Can the lines below, from the one that holds "Extract the structured" to the very end, be echoed exactly, with both ends included and no pictures?

--- Start of STORED RECORDS ---

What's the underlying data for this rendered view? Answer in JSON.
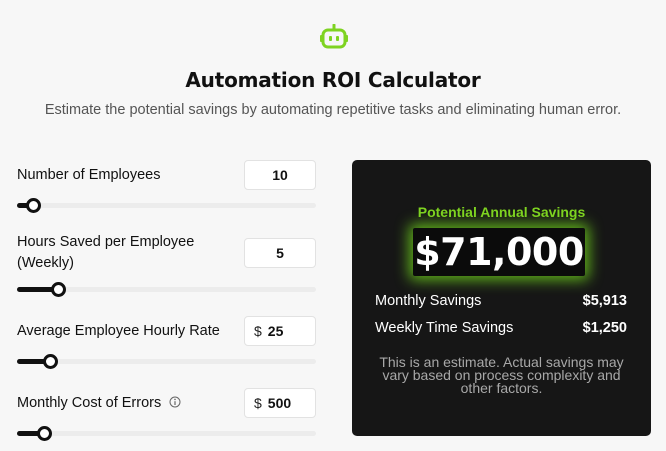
{
  "header": {
    "logo_icon": "robot-icon",
    "accent_color": "#7ed321",
    "title": "Automation ROI Calculator",
    "subtitle": "Estimate the potential savings by automating repetitive tasks and eliminating human error."
  },
  "inputs": {
    "employees": {
      "label": "Number of Employees",
      "value": "10",
      "slider_fraction": 0.03
    },
    "hours": {
      "label": "Hours Saved per Employee (Weekly)",
      "value": "5",
      "slider_fraction": 0.12
    },
    "rate": {
      "label": "Average Employee Hourly Rate",
      "prefix": "$",
      "value": "25",
      "slider_fraction": 0.09
    },
    "errors": {
      "label": "Monthly Cost of Errors",
      "info_icon": "info-icon",
      "prefix": "$",
      "value": "500",
      "slider_fraction": 0.07
    }
  },
  "results": {
    "heading": "Potential Annual Savings",
    "annual_savings": "$71,000",
    "monthly_label": "Monthly Savings",
    "monthly_value": "$5,913",
    "weekly_label": "Weekly Time Savings",
    "weekly_value": "$1,250",
    "disclaimer": "This is an estimate. Actual savings may vary based on process complexity and other factors."
  }
}
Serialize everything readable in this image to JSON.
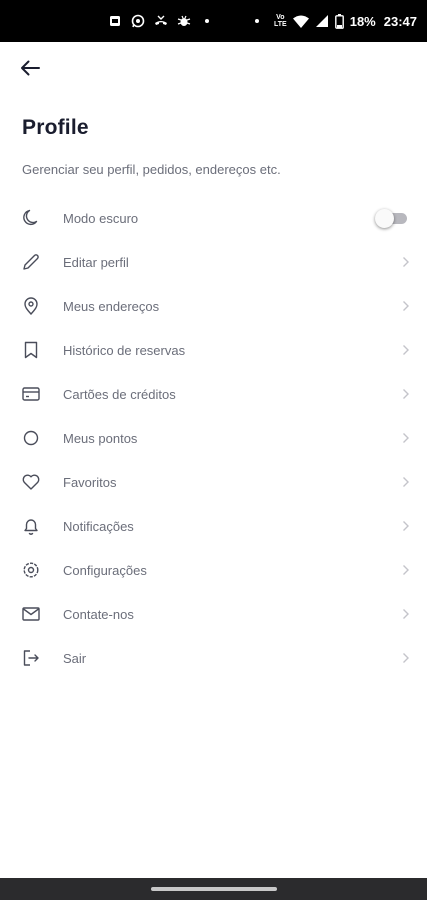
{
  "status_bar": {
    "battery_percent": "18%",
    "time": "23:47",
    "volte_label": "Vo\nLTE",
    "icons": [
      "sim-card-icon",
      "whatsapp-icon",
      "missed-call-icon",
      "bug-icon",
      "dot-icon",
      "dot-icon",
      "volte-icon",
      "wifi-icon",
      "signal-icon",
      "battery-icon"
    ]
  },
  "header": {
    "back_icon": "arrow-left-icon",
    "title": "Profile",
    "subtitle": "Gerenciar seu perfil, pedidos, endereços etc."
  },
  "menu": {
    "dark_mode": {
      "label": "Modo escuro",
      "icon": "moon-icon",
      "enabled": false
    },
    "items": [
      {
        "label": "Editar perfil",
        "icon": "pencil-icon"
      },
      {
        "label": "Meus endereços",
        "icon": "location-pin-icon"
      },
      {
        "label": "Histórico de reservas",
        "icon": "bookmark-icon"
      },
      {
        "label": "Cartões de créditos",
        "icon": "credit-card-icon"
      },
      {
        "label": "Meus pontos",
        "icon": "circle-icon"
      },
      {
        "label": "Favoritos",
        "icon": "heart-icon"
      },
      {
        "label": "Notificações",
        "icon": "bell-icon"
      },
      {
        "label": "Configurações",
        "icon": "settings-icon"
      },
      {
        "label": "Contate-nos",
        "icon": "mail-icon"
      },
      {
        "label": "Sair",
        "icon": "logout-icon"
      }
    ]
  },
  "colors": {
    "title": "#1a1d2e",
    "label": "#6b6e7a",
    "chevron": "#c4c4ca",
    "status_bar": "#000000",
    "nav_bar": "#2b2b2d"
  }
}
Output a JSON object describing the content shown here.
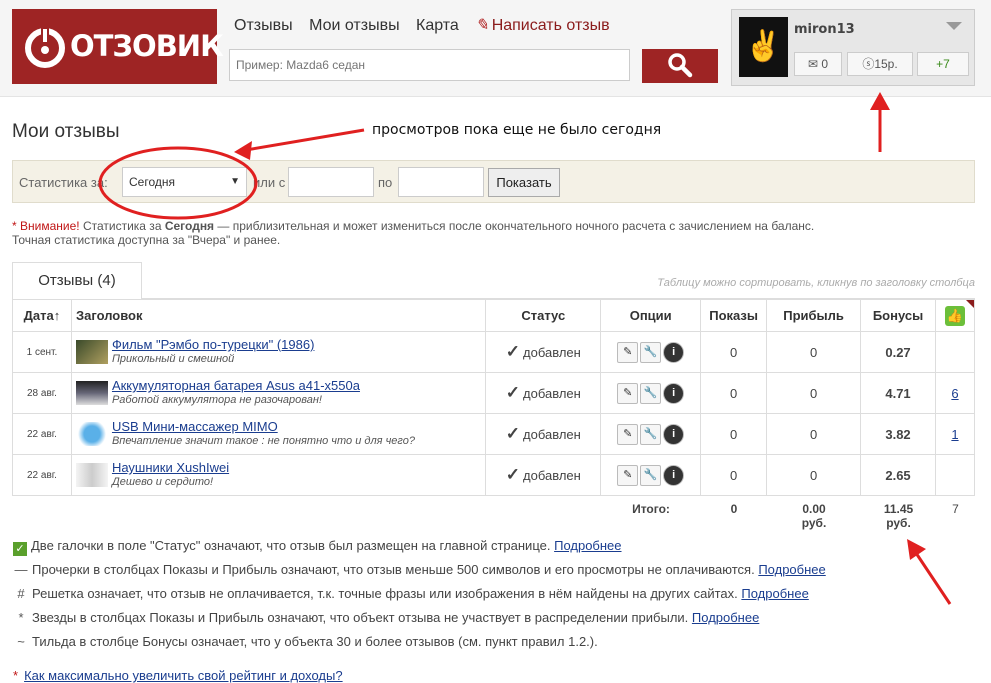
{
  "brand": {
    "logo_text": "ОТЗОВИК"
  },
  "nav": {
    "items": [
      "Отзывы",
      "Мои отзывы",
      "Карта"
    ],
    "write_label": "Написать отзыв"
  },
  "search": {
    "placeholder": "Пример: Mazda6 седан"
  },
  "user": {
    "name": "miron13",
    "messages": "0",
    "balance": "15р.",
    "rating": "+7"
  },
  "page": {
    "title": "Мои отзывы"
  },
  "filter": {
    "label_for": "Статистика за:",
    "selected": "Сегодня",
    "label_or_from": "или с",
    "label_to": "по",
    "button": "Показать"
  },
  "notice": {
    "warn": "* Внимание!",
    "pre": "Статистика за",
    "bold": "Сегодня",
    "post": "— приблизительная и может измениться после окончательного ночного расчета с зачислением на баланс.",
    "line2": "Точная статистика доступна за \"Вчера\" и ранее."
  },
  "tab": {
    "label": "Отзывы (4)"
  },
  "table_hint": "Таблицу можно сортировать, кликнув по заголовку столбца",
  "table": {
    "headers": {
      "date": "Дата↑",
      "title": "Заголовок",
      "status": "Статус",
      "options": "Опции",
      "views": "Показы",
      "profit": "Прибыль",
      "bonus": "Бонусы"
    },
    "rows": [
      {
        "date": "1 сент.",
        "title": "Фильм \"Рэмбо по-турецки\" (1986)",
        "subtitle": "Прикольный и смешной",
        "status": "добавлен",
        "views": "0",
        "profit": "0",
        "bonus": "0.27",
        "likes": ""
      },
      {
        "date": "28 авг.",
        "title": "Аккумуляторная батарея Asus a41-x550a",
        "subtitle": "Работой аккумулятора не разочарован!",
        "status": "добавлен",
        "views": "0",
        "profit": "0",
        "bonus": "4.71",
        "likes": "6"
      },
      {
        "date": "22 авг.",
        "title": "USB Мини-массажер MIMO",
        "subtitle": "Впечатление значит такое : не понятно что и для чего?",
        "status": "добавлен",
        "views": "0",
        "profit": "0",
        "bonus": "3.82",
        "likes": "1"
      },
      {
        "date": "22 авг.",
        "title": "Наушники XushIwei",
        "subtitle": "Дешево и сердито!",
        "status": "добавлен",
        "views": "0",
        "profit": "0",
        "bonus": "2.65",
        "likes": ""
      }
    ],
    "totals": {
      "label": "Итого:",
      "views": "0",
      "profit": "0.00",
      "profit_unit": "руб.",
      "bonus": "11.45",
      "bonus_unit": "руб.",
      "likes": "7"
    }
  },
  "legend": [
    {
      "symbol": "✓",
      "text": "Две галочки в поле \"Статус\" означают, что отзыв был размещен на главной странице.",
      "link": "Подробнее"
    },
    {
      "symbol": "—",
      "text": "Прочерки в столбцах Показы и Прибыль означают, что отзыв меньше 500 символов и его просмотры не оплачиваются.",
      "link": "Подробнее"
    },
    {
      "symbol": "#",
      "text": "Решетка означает, что отзыв не оплачивается, т.к. точные фразы или изображения в нём найдены на других сайтах.",
      "link": "Подробнее"
    },
    {
      "symbol": "*",
      "text": "Звезды в столбцах Показы и Прибыль означают, что объект отзыва не участвует в распределении прибыли.",
      "link": "Подробнее"
    },
    {
      "symbol": "~",
      "text": "Тильда в столбце Бонусы означает, что у объекта 30 и более отзывов (см. пункт правил 1.2.).",
      "link": ""
    }
  ],
  "footer_link": "Как максимально увеличить свой рейтинг и доходы?",
  "annotation": {
    "text": "просмотров пока еще не было  сегодня",
    "color": "#e02020"
  }
}
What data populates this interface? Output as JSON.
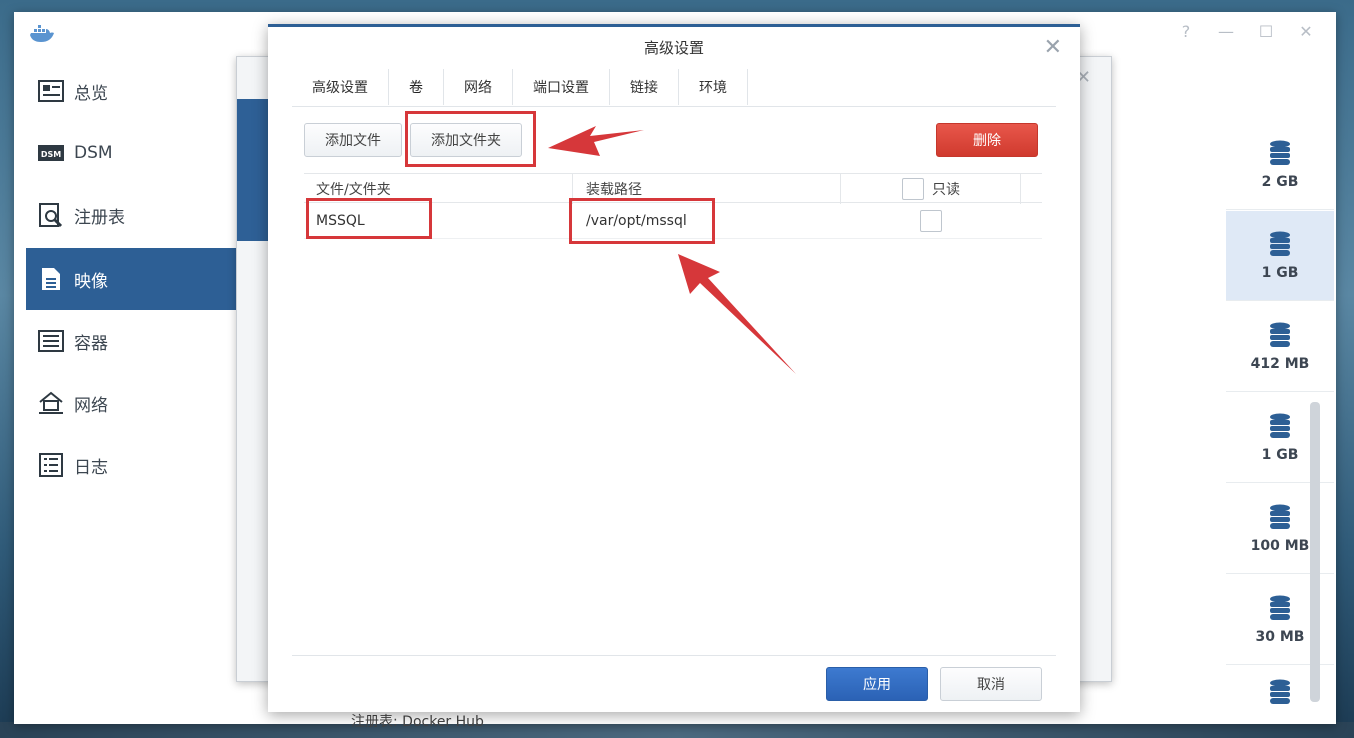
{
  "app": {
    "logo": "docker-whale-icon",
    "window_controls": [
      "help-icon",
      "minimize-icon",
      "maximize-icon",
      "close-icon"
    ]
  },
  "sidebar": {
    "items": [
      {
        "label": "总览",
        "icon": "overview-icon",
        "active": false
      },
      {
        "label": "DSM",
        "icon": "dsm-icon",
        "active": false
      },
      {
        "label": "注册表",
        "icon": "registry-icon",
        "active": false
      },
      {
        "label": "映像",
        "icon": "image-icon",
        "active": true
      },
      {
        "label": "容器",
        "icon": "container-icon",
        "active": false
      },
      {
        "label": "网络",
        "icon": "network-icon",
        "active": false
      },
      {
        "label": "日志",
        "icon": "log-icon",
        "active": false
      }
    ]
  },
  "sizes": [
    "2 GB",
    "1 GB",
    "412 MB",
    "1 GB",
    "100 MB",
    "30 MB"
  ],
  "background": {
    "registry_text": "注册表: Docker Hub"
  },
  "dialog": {
    "title": "高级设置",
    "tabs": [
      "高级设置",
      "卷",
      "网络",
      "端口设置",
      "链接",
      "环境"
    ],
    "active_tab": "卷",
    "buttons": {
      "add_file": "添加文件",
      "add_folder": "添加文件夹",
      "delete": "删除",
      "apply": "应用",
      "cancel": "取消"
    },
    "columns": {
      "file_folder": "文件/文件夹",
      "mount_path": "装载路径",
      "readonly": "只读"
    },
    "rows": [
      {
        "file_folder": "MSSQL",
        "mount_path": "/var/opt/mssql",
        "readonly": false
      }
    ]
  },
  "colors": {
    "accent": "#2d5f95",
    "danger": "#d03a2e",
    "annotation": "#d6373a"
  }
}
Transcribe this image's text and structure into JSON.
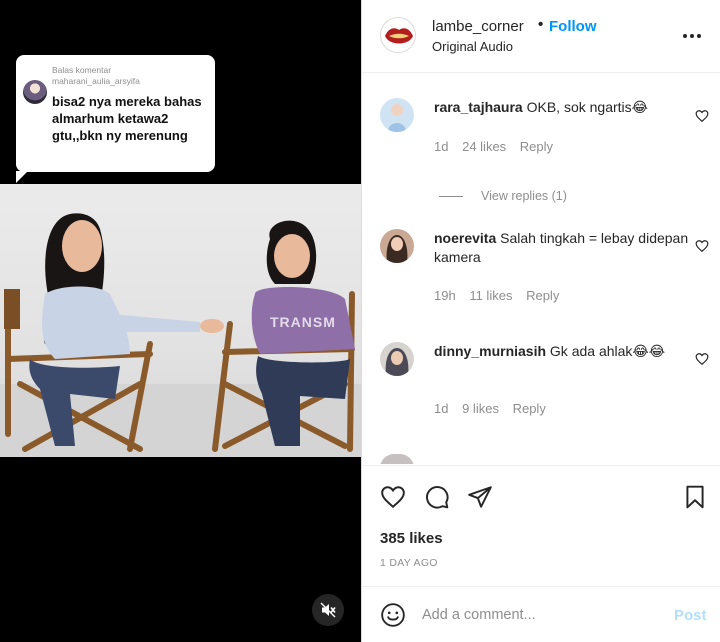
{
  "video": {
    "reply_card": {
      "label": "Balas komentar",
      "username": "maharani_aulia_arsyifa",
      "text": "bisa2 nya mereka bahas almarhum ketawa2 gtu,,bkn ny merenung"
    },
    "watermark": "TRANSM",
    "mute_icon": "speaker-muted-icon"
  },
  "header": {
    "username": "lambe_corner",
    "separator": "•",
    "follow_label": "Follow",
    "audio": "Original Audio",
    "more_icon": "more-horizontal-icon"
  },
  "comments": [
    {
      "username": "rara_tajhaura",
      "text": "OKB, sok ngartis😂",
      "age": "1d",
      "likes": "24 likes",
      "reply": "Reply"
    },
    {
      "username": "noerevita",
      "text": "Salah tingkah = lebay didepan kamera",
      "age": "19h",
      "likes": "11 likes",
      "reply": "Reply"
    },
    {
      "username": "dinny_murniasih",
      "text": "Gk ada ahlak😂😂",
      "age": "1d",
      "likes": "9 likes",
      "reply": "Reply"
    }
  ],
  "view_replies": "View replies (1)",
  "actions": {
    "likes": "385 likes",
    "time_ago": "1 DAY AGO",
    "icons": [
      "heart-icon",
      "comment-icon",
      "share-icon",
      "bookmark-icon"
    ]
  },
  "add_comment": {
    "placeholder": "Add a comment...",
    "post_label": "Post"
  },
  "colors": {
    "accent": "#0095f6",
    "post_disabled": "#b2dffc",
    "muted_text": "#8e8e8e",
    "video_bg": "#000000"
  }
}
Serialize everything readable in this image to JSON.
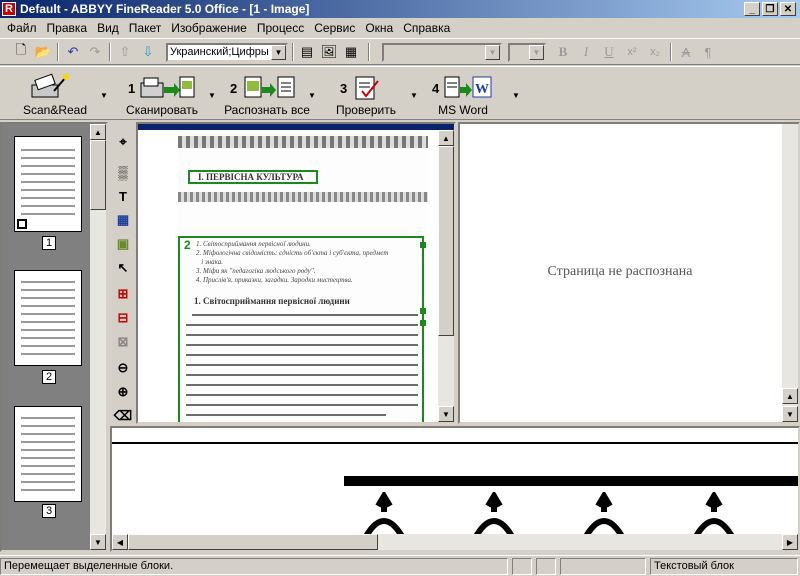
{
  "window": {
    "title": "Default - ABBYY FineReader 5.0 Office - [1 - Image]",
    "app_icon_letter": "R"
  },
  "menu": [
    "Файл",
    "Правка",
    "Вид",
    "Пакет",
    "Изображение",
    "Процесс",
    "Сервис",
    "Окна",
    "Справка"
  ],
  "toolbar1": {
    "language_combo": "Украинский;Цифры",
    "font_combo": "",
    "size_combo": "",
    "format_buttons": [
      "B",
      "I",
      "U",
      "x²",
      "x₂"
    ]
  },
  "toolbar2": {
    "scan_read": "Scan&Read",
    "steps": [
      {
        "num": "1",
        "label": "Сканировать"
      },
      {
        "num": "2",
        "label": "Распознать все"
      },
      {
        "num": "3",
        "label": "Проверить"
      },
      {
        "num": "4",
        "label": "MS Word"
      }
    ]
  },
  "thumbnails": [
    "1",
    "2",
    "3"
  ],
  "image": {
    "heading": "І. ПЕРВІСНА КУЛЬТУРА",
    "block_number": "2",
    "list": [
      "1. Світосприймання первісної людини.",
      "2. Міфологічна свідомість: єдність об'єкта і суб'єкта, предмет",
      "   і знака.",
      "3. Міфи як \"педагогіка людського роду\".",
      "4. Прислів'я, приказки, загадки. Зародки мистецтва."
    ],
    "section_title": "1. Світосприймання первісної людини"
  },
  "text_pane": {
    "message": "Страница не распознана"
  },
  "status": {
    "hint": "Перемещает выделенные блоки.",
    "block_type": "Текстовый блок"
  },
  "colors": {
    "title_start": "#0a246a",
    "title_end": "#a6caf0",
    "block": "#1a8a1a",
    "chrome": "#d4d0c8"
  }
}
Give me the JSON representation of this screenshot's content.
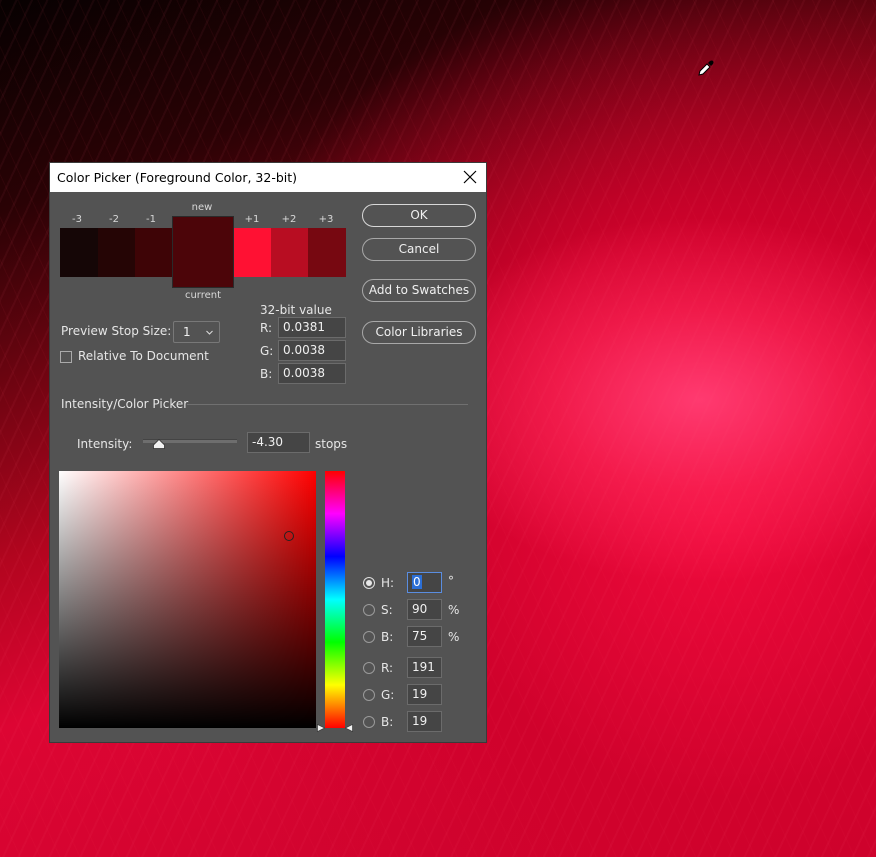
{
  "dialog": {
    "title": "Color Picker (Foreground Color, 32-bit)",
    "swatch_labels": {
      "m3": "-3",
      "m2": "-2",
      "m1": "-1",
      "new": "new",
      "current": "current",
      "p1": "+1",
      "p2": "+2",
      "p3": "+3"
    },
    "swatch_colors": {
      "m3": "#150606",
      "m2": "#250505",
      "m1": "#3e0406",
      "center": "#4c0509",
      "p1": "#ff1133",
      "p2": "#b80d22",
      "p3": "#770811"
    },
    "buttons": {
      "ok": "OK",
      "cancel": "Cancel",
      "add_to_swatches": "Add to Swatches",
      "color_libraries": "Color Libraries"
    },
    "preview_stop_size": {
      "label": "Preview Stop Size:",
      "value": "1"
    },
    "relative_to_document": {
      "label": "Relative To Document",
      "checked": false
    },
    "bit32": {
      "title": "32-bit value",
      "r_label": "R:",
      "r": "0.0381",
      "g_label": "G:",
      "g": "0.0038",
      "b_label": "B:",
      "b": "0.0038"
    },
    "section_label": "Intensity/Color Picker",
    "intensity": {
      "label": "Intensity:",
      "value": "-4.30",
      "unit": "stops"
    },
    "hsb_rgb": {
      "h_label": "H:",
      "h": "0",
      "h_unit": "°",
      "s_label": "S:",
      "s": "90",
      "s_unit": "%",
      "b_label": "B:",
      "b": "75",
      "b_unit": "%",
      "r_label": "R:",
      "r": "191",
      "g_label": "G:",
      "g": "19",
      "bl_label": "B:",
      "bl": "19",
      "selected": "H"
    }
  }
}
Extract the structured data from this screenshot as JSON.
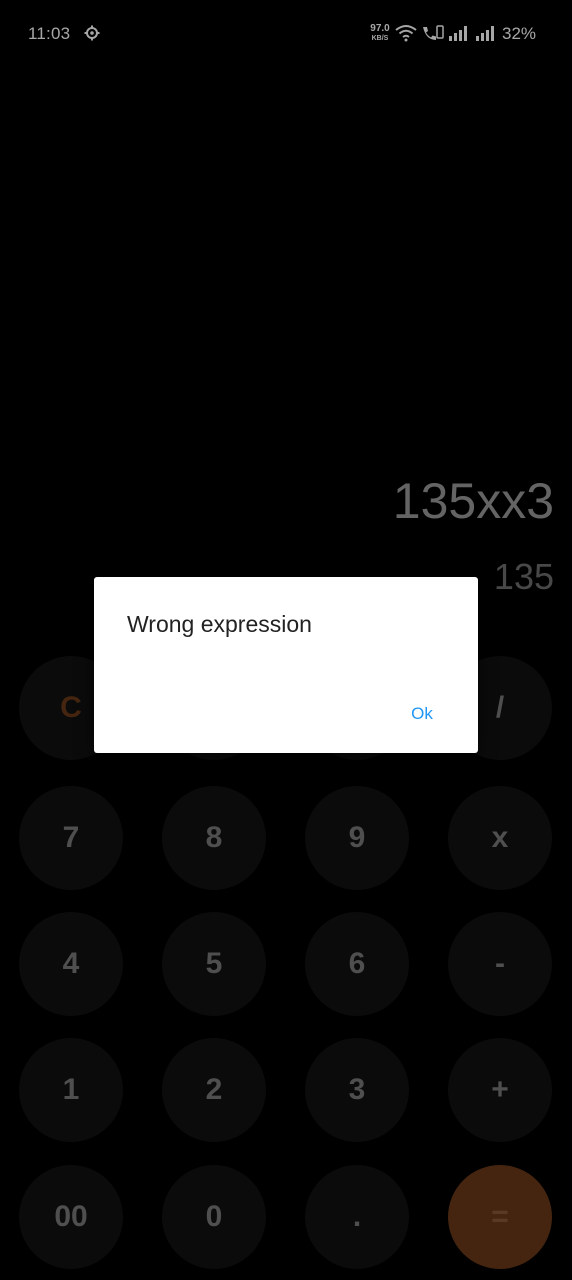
{
  "status_bar": {
    "time": "11:03",
    "net_speed": "97.0",
    "net_speed_unit": "KB/S",
    "battery": "32%",
    "icons": [
      "gear-icon",
      "wifi-icon",
      "volte-call-icon",
      "signal-icon",
      "signal-icon"
    ]
  },
  "display": {
    "expression": "135xx3",
    "result": "135"
  },
  "keypad": {
    "rows": [
      [
        "C",
        "",
        "",
        "/"
      ],
      [
        "7",
        "8",
        "9",
        "x"
      ],
      [
        "4",
        "5",
        "6",
        "-"
      ],
      [
        "1",
        "2",
        "3",
        "+"
      ],
      [
        "00",
        "0",
        ".",
        "="
      ]
    ]
  },
  "dialog": {
    "message": "Wrong expression",
    "ok_label": "Ok",
    "ok_color": "#2196f3"
  },
  "colors": {
    "background": "#000000",
    "key_background": "#121212",
    "accent": "#6b3a17"
  }
}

--- End of STORED RECORDS ---

_OUTPUT FOR THIS TASK_.
Extract the structured data from this screenshot as JSON.
{
  "status_bar": {
    "time": "11:03",
    "net_speed": "97.0",
    "net_speed_unit": "KB/S",
    "battery": "32%",
    "icons": [
      "gear-icon",
      "wifi-icon",
      "volte-call-icon",
      "signal-icon",
      "signal-icon"
    ]
  },
  "display": {
    "expression": "135xx3",
    "result": "135"
  },
  "keypad": {
    "rows": [
      [
        "C",
        "",
        "",
        "/"
      ],
      [
        "7",
        "8",
        "9",
        "x"
      ],
      [
        "4",
        "5",
        "6",
        "-"
      ],
      [
        "1",
        "2",
        "3",
        "+"
      ],
      [
        "00",
        "0",
        ".",
        "="
      ]
    ]
  },
  "dialog": {
    "message": "Wrong expression",
    "ok_label": "Ok",
    "ok_color": "#2196f3"
  },
  "colors": {
    "background": "#000000",
    "key_background": "#121212",
    "accent": "#6b3a17"
  }
}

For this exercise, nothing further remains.